(Dataset rows)

--------

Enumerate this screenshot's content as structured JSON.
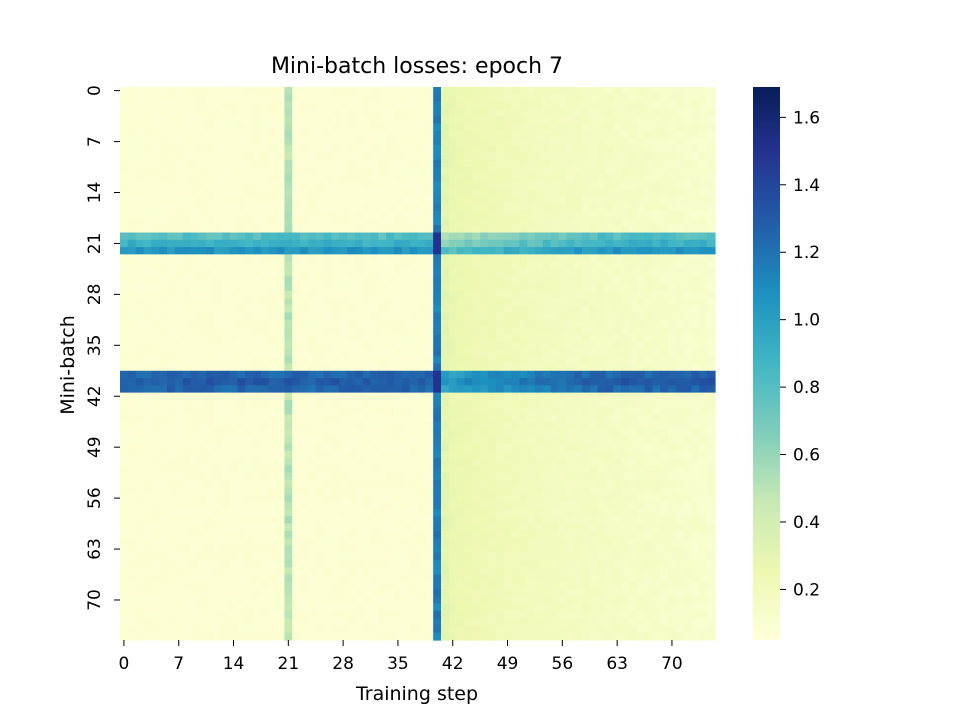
{
  "chart_data": {
    "type": "heatmap",
    "title": "Mini-batch losses: epoch 7",
    "xlabel": "Training step",
    "ylabel": "Mini-batch",
    "n_cols": 76,
    "n_rows": 76,
    "x_ticks": [
      0,
      7,
      14,
      21,
      28,
      35,
      42,
      49,
      56,
      63,
      70
    ],
    "y_ticks": [
      0,
      7,
      14,
      21,
      28,
      35,
      42,
      49,
      56,
      63,
      70
    ],
    "colorbar": {
      "colormap": "YlGnBu",
      "vmin": 0.05,
      "vmax": 1.69,
      "ticks": [
        "0.2",
        "0.4",
        "0.6",
        "0.8",
        "1.0",
        "1.2",
        "1.4",
        "1.6"
      ]
    },
    "pattern": {
      "background_loss": 0.08,
      "high_loss_rows": [
        {
          "row": 20,
          "loss": 0.8
        },
        {
          "row": 21,
          "loss": 0.9
        },
        {
          "row": 22,
          "loss": 1.05
        },
        {
          "row": 39,
          "loss": 1.25
        },
        {
          "row": 40,
          "loss": 1.3
        },
        {
          "row": 41,
          "loss": 1.25
        }
      ],
      "high_loss_cols": [
        {
          "col": 21,
          "loss": 0.5
        },
        {
          "col": 40,
          "loss": 1.15
        }
      ],
      "post_spike_region": {
        "from_col": 41,
        "to_col": 75,
        "start_loss": 0.3,
        "end_loss": 0.12
      }
    }
  }
}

--------

(Direction)
Leave out the pictures and copy everything else in the records word for word.

(Result of the task)
Enumerate this screenshot's content as structured JSON.
{
  "chart_data": {
    "type": "heatmap",
    "title": "Mini-batch losses: epoch 7",
    "xlabel": "Training step",
    "ylabel": "Mini-batch",
    "n_cols": 76,
    "n_rows": 76,
    "x_ticks": [
      0,
      7,
      14,
      21,
      28,
      35,
      42,
      49,
      56,
      63,
      70
    ],
    "y_ticks": [
      0,
      7,
      14,
      21,
      28,
      35,
      42,
      49,
      56,
      63,
      70
    ],
    "colorbar": {
      "colormap": "YlGnBu",
      "vmin": 0.05,
      "vmax": 1.69,
      "ticks": [
        "0.2",
        "0.4",
        "0.6",
        "0.8",
        "1.0",
        "1.2",
        "1.4",
        "1.6"
      ]
    },
    "pattern": {
      "background_loss": 0.08,
      "high_loss_rows": [
        {
          "row": 20,
          "loss": 0.8
        },
        {
          "row": 21,
          "loss": 0.9
        },
        {
          "row": 22,
          "loss": 1.05
        },
        {
          "row": 39,
          "loss": 1.25
        },
        {
          "row": 40,
          "loss": 1.3
        },
        {
          "row": 41,
          "loss": 1.25
        }
      ],
      "high_loss_cols": [
        {
          "col": 21,
          "loss": 0.5
        },
        {
          "col": 40,
          "loss": 1.15
        }
      ],
      "post_spike_region": {
        "from_col": 41,
        "to_col": 75,
        "start_loss": 0.3,
        "end_loss": 0.12
      }
    }
  }
}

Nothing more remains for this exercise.